> [Stated goal]:
Repeat the records below exactly.

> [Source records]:
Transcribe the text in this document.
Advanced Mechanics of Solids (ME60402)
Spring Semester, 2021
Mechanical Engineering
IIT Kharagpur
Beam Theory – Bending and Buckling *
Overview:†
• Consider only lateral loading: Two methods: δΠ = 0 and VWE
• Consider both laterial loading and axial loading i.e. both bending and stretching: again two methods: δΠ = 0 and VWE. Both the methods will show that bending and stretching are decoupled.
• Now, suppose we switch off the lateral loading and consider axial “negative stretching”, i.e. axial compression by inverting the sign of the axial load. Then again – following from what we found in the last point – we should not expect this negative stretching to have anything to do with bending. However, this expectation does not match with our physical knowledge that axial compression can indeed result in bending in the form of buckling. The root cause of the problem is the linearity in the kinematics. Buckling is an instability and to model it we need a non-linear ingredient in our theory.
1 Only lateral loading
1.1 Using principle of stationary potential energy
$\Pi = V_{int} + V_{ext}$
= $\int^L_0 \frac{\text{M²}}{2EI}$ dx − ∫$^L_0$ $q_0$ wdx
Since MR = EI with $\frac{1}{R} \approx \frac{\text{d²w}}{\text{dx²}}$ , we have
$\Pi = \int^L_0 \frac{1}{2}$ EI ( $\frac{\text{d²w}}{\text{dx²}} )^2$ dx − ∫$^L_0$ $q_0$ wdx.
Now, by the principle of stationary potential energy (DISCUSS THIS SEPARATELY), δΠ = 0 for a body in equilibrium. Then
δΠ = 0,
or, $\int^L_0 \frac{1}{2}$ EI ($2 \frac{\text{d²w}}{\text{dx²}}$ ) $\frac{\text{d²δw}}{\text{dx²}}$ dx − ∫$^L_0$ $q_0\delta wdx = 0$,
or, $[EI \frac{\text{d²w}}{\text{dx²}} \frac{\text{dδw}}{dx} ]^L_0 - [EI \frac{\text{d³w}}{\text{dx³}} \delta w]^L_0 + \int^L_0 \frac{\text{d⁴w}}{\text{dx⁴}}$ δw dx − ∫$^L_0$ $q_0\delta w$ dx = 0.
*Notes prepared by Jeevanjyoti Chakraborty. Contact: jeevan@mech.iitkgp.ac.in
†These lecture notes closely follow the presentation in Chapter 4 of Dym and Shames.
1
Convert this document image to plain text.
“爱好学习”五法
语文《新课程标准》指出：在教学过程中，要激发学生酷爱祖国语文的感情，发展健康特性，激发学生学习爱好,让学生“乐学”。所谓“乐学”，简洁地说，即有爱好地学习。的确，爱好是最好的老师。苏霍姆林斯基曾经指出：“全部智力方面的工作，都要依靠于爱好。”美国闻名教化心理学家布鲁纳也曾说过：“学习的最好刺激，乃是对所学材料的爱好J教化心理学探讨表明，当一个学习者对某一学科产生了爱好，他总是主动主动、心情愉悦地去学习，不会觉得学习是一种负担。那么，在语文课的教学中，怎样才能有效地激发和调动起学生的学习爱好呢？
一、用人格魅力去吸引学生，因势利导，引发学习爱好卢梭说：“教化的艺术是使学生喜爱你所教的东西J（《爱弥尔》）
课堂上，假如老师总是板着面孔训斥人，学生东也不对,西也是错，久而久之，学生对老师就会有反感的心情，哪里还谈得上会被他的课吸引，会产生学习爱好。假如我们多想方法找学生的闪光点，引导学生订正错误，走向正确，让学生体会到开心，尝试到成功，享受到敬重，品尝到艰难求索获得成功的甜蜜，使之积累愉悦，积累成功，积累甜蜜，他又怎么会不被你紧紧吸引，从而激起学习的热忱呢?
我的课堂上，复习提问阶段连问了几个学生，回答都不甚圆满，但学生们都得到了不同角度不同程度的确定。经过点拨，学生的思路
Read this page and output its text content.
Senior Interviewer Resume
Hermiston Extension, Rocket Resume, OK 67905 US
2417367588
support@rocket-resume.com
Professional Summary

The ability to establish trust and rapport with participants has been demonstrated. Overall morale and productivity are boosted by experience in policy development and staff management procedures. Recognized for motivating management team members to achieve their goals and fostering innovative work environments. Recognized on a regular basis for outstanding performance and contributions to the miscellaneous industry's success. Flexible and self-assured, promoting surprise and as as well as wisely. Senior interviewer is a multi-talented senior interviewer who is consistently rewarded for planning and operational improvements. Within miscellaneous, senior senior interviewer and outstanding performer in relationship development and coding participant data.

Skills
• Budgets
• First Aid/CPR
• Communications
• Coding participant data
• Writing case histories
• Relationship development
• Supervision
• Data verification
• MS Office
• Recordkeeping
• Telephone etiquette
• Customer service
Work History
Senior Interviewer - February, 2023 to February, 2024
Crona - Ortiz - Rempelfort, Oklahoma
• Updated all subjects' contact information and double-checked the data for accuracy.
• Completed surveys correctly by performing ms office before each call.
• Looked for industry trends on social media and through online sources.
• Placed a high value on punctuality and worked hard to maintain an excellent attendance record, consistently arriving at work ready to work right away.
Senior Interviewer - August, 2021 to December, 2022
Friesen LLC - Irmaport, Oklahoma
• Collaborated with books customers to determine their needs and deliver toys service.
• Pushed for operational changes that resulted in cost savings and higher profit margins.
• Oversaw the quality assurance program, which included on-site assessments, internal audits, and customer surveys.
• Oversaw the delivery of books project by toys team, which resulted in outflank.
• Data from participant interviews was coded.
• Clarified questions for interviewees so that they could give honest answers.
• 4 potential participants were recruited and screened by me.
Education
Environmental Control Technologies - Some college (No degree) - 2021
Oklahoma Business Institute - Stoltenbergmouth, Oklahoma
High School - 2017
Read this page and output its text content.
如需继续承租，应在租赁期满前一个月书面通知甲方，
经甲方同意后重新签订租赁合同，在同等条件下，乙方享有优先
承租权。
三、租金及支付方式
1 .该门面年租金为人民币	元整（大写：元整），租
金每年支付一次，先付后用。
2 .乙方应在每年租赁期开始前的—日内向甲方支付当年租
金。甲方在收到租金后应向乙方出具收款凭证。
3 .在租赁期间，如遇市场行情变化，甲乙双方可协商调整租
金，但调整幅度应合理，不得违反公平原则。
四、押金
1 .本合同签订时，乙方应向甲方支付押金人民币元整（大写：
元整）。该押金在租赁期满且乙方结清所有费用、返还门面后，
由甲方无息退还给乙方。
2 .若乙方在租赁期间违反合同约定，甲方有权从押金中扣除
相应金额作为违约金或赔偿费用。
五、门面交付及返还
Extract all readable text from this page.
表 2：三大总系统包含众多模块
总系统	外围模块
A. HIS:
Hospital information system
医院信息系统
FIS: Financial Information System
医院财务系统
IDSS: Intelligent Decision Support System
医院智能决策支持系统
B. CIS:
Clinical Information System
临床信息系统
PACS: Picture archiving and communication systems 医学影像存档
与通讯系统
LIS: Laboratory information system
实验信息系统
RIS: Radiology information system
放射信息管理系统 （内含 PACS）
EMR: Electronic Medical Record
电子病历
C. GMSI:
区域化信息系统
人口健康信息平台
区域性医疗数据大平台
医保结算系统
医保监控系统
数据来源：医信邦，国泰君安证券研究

> [Solution for this task]:
Transcribe the text in this document.
Advanced Mechanics of Solids (ME60402)
Spring Semester, 2021
Mechanical Engineering
IIT Kharagpur
Beam Theory – Bending and Buckling *
Overview:†
• Consider only lateral loading: Two methods: δΠ = 0 and VWE
• Consider both laterial loading and axial loading i.e. both bending and stretching: again two methods: δΠ = 0 and VWE. Both the methods will show that bending and stretching are decoupled.
• Now, suppose we switch off the lateral loading and consider axial “negative stretching”, i.e. axial compression by inverting the sign of the axial load. Then again – following from what we found in the last point – we should not expect this negative stretching to have anything to do with bending. However, this expectation does not match with our physical knowledge that axial compression can indeed result in bending in the form of buckling. The root cause of the problem is the linearity in the kinematics. Buckling is an instability and to model it we need a non-linear ingredient in our theory.
1 Only lateral loading
1.1 Using principle of stationary potential energy
$\Pi = V_{int} + V_{ext}$
= $\int^L_0 \frac{\text{M²}}{2EI}$ dx − ∫$^L_0$ $q_0$ wdx
Since MR = EI with $\frac{1}{R} \approx \frac{\text{d²w}}{\text{dx²}}$ , we have
$\Pi = \int^L_0 \frac{1}{2}$ EI ( $\frac{\text{d²w}}{\text{dx²}} )^2$ dx − ∫$^L_0$ $q_0$ wdx.
Now, by the principle of stationary potential energy (DISCUSS THIS SEPARATELY), δΠ = 0 for a body in equilibrium. Then
δΠ = 0,
or, $\int^L_0 \frac{1}{2}$ EI ($2 \frac{\text{d²w}}{\text{dx²}}$ ) $\frac{\text{d²δw}}{\text{dx²}}$ dx − ∫$^L_0$ $q_0\delta wdx = 0$,
or, $[EI \frac{\text{d²w}}{\text{dx²}} \frac{\text{dδw}}{dx} ]^L_0 - [EI \frac{\text{d³w}}{\text{dx³}} \delta w]^L_0 + \int^L_0 \frac{\text{d⁴w}}{\text{dx⁴}}$ δw dx − ∫$^L_0$ $q_0\delta w$ dx = 0.
*Notes prepared by Jeevanjyoti Chakraborty. Contact: jeevan@mech.iitkgp.ac.in
†These lecture notes closely follow the presentation in Chapter 4 of Dym and Shames.
1
Convert this document image to plain text.
“爱好学习”五法
语文《新课程标准》指出：在教学过程中，要激发学生酷爱祖国语文的感情，发展健康特性，激发学生学习爱好,让学生“乐学”。所谓“乐学”，简洁地说，即有爱好地学习。的确，爱好是最好的老师。苏霍姆林斯基曾经指出：“全部智力方面的工作，都要依靠于爱好。”美国闻名教化心理学家布鲁纳也曾说过：“学习的最好刺激，乃是对所学材料的爱好J教化心理学探讨表明，当一个学习者对某一学科产生了爱好，他总是主动主动、心情愉悦地去学习，不会觉得学习是一种负担。那么，在语文课的教学中，怎样才能有效地激发和调动起学生的学习爱好呢？
一、用人格魅力去吸引学生，因势利导，引发学习爱好卢梭说：“教化的艺术是使学生喜爱你所教的东西J（《爱弥尔》）
课堂上，假如老师总是板着面孔训斥人，学生东也不对,西也是错，久而久之，学生对老师就会有反感的心情，哪里还谈得上会被他的课吸引，会产生学习爱好。假如我们多想方法找学生的闪光点，引导学生订正错误，走向正确，让学生体会到开心，尝试到成功，享受到敬重，品尝到艰难求索获得成功的甜蜜，使之积累愉悦，积累成功，积累甜蜜，他又怎么会不被你紧紧吸引，从而激起学习的热忱呢?
我的课堂上，复习提问阶段连问了几个学生，回答都不甚圆满，但学生们都得到了不同角度不同程度的确定。经过点拨，学生的思路
Read this page and output its text content.
Senior Interviewer Resume
Hermiston Extension, Rocket Resume, OK 67905 US
2417367588
support@rocket-resume.com
Professional Summary

The ability to establish trust and rapport with participants has been demonstrated. Overall morale and productivity are boosted by experience in policy development and staff management procedures. Recognized for motivating management team members to achieve their goals and fostering innovative work environments. Recognized on a regular basis for outstanding performance and contributions to the miscellaneous industry's success. Flexible and self-assured, promoting surprise and as as well as wisely. Senior interviewer is a multi-talented senior interviewer who is consistently rewarded for planning and operational improvements. Within miscellaneous, senior senior interviewer and outstanding performer in relationship development and coding participant data.

Skills
• Budgets
• First Aid/CPR
• Communications
• Coding participant data
• Writing case histories
• Relationship development
• Supervision
• Data verification
• MS Office
• Recordkeeping
• Telephone etiquette
• Customer service
Work History
Senior Interviewer - February, 2023 to February, 2024
Crona - Ortiz - Rempelfort, Oklahoma
• Updated all subjects' contact information and double-checked the data for accuracy.
• Completed surveys correctly by performing ms office before each call.
• Looked for industry trends on social media and through online sources.
• Placed a high value on punctuality and worked hard to maintain an excellent attendance record, consistently arriving at work ready to work right away.
Senior Interviewer - August, 2021 to December, 2022
Friesen LLC - Irmaport, Oklahoma
• Collaborated with books customers to determine their needs and deliver toys service.
• Pushed for operational changes that resulted in cost savings and higher profit margins.
• Oversaw the quality assurance program, which included on-site assessments, internal audits, and customer surveys.
• Oversaw the delivery of books project by toys team, which resulted in outflank.
• Data from participant interviews was coded.
• Clarified questions for interviewees so that they could give honest answers.
• 4 potential participants were recruited and screened by me.
Education
Environmental Control Technologies - Some college (No degree) - 2021
Oklahoma Business Institute - Stoltenbergmouth, Oklahoma
High School - 2017
Read this page and output its text content.
如需继续承租，应在租赁期满前一个月书面通知甲方，
经甲方同意后重新签订租赁合同，在同等条件下，乙方享有优先
承租权。
三、租金及支付方式
1 .该门面年租金为人民币	元整（大写：元整），租
金每年支付一次，先付后用。
2 .乙方应在每年租赁期开始前的—日内向甲方支付当年租
金。甲方在收到租金后应向乙方出具收款凭证。
3 .在租赁期间，如遇市场行情变化，甲乙双方可协商调整租
金，但调整幅度应合理，不得违反公平原则。
四、押金
1 .本合同签订时，乙方应向甲方支付押金人民币元整（大写：
元整）。该押金在租赁期满且乙方结清所有费用、返还门面后，
由甲方无息退还给乙方。
2 .若乙方在租赁期间违反合同约定，甲方有权从押金中扣除
相应金额作为违约金或赔偿费用。
五、门面交付及返还
Extract all readable text from this page.
表 2：三大总系统包含众多模块
总系统	外围模块
A. HIS:
Hospital information system
医院信息系统
FIS: Financial Information System
医院财务系统
IDSS: Intelligent Decision Support System
医院智能决策支持系统
B. CIS:
Clinical Information System
临床信息系统
PACS: Picture archiving and communication systems 医学影像存档
与通讯系统
LIS: Laboratory information system
实验信息系统
RIS: Radiology information system
放射信息管理系统 （内含 PACS）
EMR: Electronic Medical Record
电子病历
C. GMSI:
区域化信息系统
人口健康信息平台
区域性医疗数据大平台
医保结算系统
医保监控系统
数据来源：医信邦，国泰君安证券研究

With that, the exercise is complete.